What is asked: Show every line containing "name" by copying it.

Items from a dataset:
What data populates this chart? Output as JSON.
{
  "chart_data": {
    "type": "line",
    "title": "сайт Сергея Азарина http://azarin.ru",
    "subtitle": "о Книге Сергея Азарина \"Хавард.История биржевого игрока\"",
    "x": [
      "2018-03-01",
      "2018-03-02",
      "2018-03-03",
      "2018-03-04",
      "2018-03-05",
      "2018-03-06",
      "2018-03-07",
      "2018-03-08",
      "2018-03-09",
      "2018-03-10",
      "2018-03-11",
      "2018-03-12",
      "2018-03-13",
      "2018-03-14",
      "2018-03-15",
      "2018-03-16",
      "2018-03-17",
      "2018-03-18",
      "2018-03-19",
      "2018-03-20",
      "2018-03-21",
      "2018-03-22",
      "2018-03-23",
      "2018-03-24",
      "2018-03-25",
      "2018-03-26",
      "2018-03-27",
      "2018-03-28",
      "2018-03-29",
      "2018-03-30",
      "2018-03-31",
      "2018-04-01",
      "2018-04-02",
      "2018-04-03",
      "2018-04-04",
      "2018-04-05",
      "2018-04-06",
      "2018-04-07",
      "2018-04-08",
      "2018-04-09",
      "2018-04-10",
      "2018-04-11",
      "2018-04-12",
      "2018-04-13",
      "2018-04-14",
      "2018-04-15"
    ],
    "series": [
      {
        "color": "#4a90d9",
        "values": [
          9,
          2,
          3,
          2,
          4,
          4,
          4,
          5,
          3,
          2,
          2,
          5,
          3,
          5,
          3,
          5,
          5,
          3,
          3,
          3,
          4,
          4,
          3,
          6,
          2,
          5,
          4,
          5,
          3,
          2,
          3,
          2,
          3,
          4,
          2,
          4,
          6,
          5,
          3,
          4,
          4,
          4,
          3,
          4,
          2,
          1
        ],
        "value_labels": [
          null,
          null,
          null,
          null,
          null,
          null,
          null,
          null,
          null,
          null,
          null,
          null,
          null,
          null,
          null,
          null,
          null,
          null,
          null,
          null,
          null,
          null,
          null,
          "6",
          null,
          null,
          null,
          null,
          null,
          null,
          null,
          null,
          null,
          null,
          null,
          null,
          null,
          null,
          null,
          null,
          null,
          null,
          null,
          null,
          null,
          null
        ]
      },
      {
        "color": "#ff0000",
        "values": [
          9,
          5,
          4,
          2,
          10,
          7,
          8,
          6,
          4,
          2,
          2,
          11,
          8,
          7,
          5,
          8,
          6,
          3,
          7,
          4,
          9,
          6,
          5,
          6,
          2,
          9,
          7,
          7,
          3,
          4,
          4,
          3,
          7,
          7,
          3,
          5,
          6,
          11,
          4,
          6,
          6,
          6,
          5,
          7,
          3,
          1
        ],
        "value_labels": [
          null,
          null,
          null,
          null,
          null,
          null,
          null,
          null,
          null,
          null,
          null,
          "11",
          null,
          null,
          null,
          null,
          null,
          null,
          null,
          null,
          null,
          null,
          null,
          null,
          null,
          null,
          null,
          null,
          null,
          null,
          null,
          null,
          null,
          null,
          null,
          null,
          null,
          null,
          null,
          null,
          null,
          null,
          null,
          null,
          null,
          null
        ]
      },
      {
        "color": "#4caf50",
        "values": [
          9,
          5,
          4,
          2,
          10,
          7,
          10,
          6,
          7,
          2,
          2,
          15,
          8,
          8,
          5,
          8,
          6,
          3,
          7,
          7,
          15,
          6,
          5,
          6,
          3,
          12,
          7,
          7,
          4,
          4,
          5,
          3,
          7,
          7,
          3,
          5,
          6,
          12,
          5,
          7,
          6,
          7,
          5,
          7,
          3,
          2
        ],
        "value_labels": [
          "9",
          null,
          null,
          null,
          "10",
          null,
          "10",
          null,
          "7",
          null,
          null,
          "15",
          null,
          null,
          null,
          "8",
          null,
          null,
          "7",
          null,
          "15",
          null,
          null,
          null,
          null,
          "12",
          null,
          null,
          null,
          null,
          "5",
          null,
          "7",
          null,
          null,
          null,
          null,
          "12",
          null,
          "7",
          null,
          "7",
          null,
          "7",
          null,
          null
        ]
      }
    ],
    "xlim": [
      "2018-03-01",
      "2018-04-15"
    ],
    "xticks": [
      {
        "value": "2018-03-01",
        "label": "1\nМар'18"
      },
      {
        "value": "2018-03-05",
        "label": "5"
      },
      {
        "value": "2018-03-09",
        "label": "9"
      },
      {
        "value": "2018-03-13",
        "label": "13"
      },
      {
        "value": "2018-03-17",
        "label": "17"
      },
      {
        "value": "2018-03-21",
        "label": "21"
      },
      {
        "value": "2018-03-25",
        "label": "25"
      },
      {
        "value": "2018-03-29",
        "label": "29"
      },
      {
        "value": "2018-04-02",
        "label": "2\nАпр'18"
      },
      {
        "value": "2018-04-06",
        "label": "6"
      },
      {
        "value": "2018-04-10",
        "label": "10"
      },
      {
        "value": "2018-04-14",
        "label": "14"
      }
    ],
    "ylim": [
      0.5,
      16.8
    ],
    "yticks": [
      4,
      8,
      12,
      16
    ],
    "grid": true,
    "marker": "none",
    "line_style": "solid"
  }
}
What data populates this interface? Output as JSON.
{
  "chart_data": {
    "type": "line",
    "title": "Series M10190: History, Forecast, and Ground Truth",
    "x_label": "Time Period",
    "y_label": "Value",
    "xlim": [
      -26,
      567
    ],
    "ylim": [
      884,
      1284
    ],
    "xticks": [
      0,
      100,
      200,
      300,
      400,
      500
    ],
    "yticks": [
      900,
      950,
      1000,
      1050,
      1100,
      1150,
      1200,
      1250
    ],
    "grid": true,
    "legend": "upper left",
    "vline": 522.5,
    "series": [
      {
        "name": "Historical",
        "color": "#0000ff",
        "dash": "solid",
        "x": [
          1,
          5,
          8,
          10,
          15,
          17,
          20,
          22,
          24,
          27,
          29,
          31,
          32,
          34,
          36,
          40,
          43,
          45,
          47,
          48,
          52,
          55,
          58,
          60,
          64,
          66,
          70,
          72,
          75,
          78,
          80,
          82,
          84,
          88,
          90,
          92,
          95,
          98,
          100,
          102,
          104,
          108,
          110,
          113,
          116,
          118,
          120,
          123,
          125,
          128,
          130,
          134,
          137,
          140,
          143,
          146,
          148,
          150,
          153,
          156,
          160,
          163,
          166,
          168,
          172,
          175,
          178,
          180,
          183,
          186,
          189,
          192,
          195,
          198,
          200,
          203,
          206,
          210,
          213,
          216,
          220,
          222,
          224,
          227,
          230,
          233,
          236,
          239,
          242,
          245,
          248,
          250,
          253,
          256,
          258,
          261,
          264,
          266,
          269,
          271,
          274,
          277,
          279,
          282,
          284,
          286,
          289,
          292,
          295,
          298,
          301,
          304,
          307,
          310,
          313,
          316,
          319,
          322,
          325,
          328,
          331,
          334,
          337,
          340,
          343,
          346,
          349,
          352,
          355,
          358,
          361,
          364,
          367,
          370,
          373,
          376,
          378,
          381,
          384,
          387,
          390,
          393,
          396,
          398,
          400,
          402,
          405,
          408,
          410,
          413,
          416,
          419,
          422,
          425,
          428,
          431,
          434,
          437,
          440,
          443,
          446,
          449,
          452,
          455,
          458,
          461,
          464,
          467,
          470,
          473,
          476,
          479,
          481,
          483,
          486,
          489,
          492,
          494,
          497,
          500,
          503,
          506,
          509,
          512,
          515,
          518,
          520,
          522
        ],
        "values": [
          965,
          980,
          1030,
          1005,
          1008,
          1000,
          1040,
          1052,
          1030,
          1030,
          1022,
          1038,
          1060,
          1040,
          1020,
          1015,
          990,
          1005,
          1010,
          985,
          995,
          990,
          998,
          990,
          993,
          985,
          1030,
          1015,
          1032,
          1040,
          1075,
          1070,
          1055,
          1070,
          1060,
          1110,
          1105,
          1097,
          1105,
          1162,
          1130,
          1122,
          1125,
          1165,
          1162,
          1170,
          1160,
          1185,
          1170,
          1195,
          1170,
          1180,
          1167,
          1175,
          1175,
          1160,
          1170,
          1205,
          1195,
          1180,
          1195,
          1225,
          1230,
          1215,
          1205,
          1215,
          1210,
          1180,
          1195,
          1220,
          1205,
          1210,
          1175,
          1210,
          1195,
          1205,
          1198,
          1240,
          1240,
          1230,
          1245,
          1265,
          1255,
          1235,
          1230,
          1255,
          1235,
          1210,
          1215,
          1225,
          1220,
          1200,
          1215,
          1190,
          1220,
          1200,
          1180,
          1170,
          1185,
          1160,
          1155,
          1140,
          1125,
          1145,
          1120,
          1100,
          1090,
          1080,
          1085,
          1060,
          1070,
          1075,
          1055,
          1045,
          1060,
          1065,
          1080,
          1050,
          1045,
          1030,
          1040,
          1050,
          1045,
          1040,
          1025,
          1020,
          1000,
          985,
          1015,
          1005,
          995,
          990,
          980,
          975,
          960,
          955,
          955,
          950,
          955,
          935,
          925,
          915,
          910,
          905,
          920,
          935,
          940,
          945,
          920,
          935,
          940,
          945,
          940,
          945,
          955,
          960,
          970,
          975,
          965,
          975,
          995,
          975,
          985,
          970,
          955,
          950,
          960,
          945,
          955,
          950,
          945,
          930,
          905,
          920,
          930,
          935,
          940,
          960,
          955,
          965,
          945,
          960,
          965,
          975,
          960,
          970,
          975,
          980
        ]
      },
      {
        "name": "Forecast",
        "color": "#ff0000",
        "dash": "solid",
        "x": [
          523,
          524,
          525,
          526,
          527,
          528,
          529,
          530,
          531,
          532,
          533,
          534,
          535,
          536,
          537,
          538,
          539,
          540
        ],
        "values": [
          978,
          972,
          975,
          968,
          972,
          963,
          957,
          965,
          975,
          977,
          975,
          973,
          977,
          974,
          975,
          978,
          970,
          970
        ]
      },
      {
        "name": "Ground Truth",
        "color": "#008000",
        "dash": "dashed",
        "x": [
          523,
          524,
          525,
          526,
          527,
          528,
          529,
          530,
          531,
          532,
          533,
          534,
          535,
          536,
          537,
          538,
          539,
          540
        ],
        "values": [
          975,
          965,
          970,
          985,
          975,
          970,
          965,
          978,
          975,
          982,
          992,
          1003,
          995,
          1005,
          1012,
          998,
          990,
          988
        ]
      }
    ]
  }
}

Exercise solution:
        "name": "Historical",
        "name": "Forecast",
        "name": "Ground Truth",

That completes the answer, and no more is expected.